**PROBLEM REQUIREMENTS:** Each line below either holds the string "Jody" or doesn't. Count those that do and give only the number.

Dataset items
--*--

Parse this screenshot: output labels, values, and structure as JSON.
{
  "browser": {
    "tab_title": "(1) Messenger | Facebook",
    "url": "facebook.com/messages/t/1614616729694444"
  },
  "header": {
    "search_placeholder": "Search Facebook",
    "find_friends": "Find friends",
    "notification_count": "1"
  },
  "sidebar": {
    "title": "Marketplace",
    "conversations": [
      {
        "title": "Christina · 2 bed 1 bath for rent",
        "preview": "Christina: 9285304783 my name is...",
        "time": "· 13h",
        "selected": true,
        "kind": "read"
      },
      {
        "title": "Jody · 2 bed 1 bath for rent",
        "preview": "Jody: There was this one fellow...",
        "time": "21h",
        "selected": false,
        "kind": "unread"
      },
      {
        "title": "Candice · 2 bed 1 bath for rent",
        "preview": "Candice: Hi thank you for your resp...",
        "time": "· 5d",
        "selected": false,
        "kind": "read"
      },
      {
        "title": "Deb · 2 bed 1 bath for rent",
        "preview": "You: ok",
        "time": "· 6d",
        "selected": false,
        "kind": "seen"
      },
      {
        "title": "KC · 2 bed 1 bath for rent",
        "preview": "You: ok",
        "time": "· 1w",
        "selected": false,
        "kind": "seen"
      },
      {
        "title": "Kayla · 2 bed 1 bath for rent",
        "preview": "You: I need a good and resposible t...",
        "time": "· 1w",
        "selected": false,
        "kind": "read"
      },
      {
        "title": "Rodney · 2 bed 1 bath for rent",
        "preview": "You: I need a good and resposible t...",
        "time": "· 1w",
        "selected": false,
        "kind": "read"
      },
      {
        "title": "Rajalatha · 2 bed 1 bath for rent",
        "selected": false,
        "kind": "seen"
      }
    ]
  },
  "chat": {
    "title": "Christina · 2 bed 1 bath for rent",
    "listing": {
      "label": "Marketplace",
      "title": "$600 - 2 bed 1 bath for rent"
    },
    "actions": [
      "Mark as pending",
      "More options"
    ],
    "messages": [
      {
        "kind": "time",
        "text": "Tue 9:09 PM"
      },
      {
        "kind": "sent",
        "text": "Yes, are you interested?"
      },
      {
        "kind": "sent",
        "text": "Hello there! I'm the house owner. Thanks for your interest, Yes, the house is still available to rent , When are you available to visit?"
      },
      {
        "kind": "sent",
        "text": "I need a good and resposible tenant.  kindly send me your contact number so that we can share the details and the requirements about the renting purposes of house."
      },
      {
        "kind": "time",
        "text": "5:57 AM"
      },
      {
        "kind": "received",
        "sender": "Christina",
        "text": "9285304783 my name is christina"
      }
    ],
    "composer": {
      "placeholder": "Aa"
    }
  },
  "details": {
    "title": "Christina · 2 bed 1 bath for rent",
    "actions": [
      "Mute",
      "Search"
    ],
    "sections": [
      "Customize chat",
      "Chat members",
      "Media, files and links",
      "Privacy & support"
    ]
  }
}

--*--

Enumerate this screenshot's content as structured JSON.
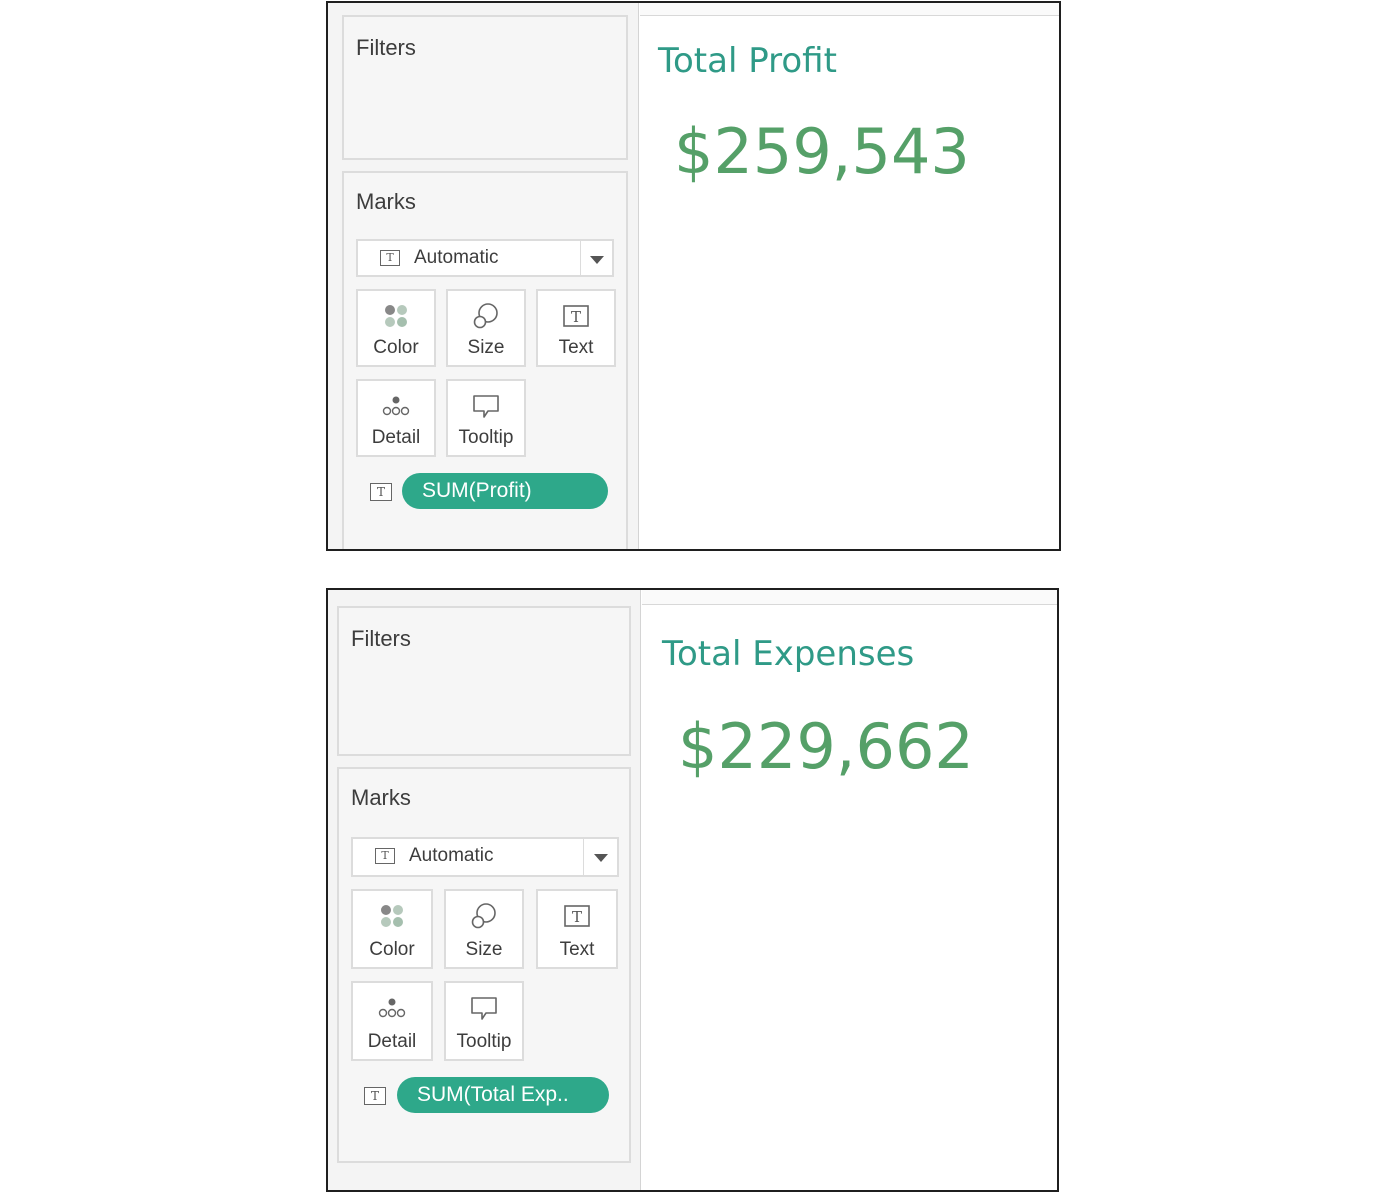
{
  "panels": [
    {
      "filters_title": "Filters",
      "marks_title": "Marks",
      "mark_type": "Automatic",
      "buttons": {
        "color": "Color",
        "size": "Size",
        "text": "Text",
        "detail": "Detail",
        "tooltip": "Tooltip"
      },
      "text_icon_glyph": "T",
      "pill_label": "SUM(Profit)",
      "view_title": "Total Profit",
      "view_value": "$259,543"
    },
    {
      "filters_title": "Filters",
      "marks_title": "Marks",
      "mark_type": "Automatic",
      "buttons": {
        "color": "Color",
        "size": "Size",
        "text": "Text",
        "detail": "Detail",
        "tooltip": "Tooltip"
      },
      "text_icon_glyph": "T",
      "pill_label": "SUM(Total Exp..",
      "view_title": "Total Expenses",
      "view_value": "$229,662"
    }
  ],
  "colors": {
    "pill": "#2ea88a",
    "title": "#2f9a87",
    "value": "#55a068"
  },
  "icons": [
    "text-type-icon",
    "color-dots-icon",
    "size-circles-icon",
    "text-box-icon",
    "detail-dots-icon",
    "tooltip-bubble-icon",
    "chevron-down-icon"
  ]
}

--*--

**TASK RESULT:** 2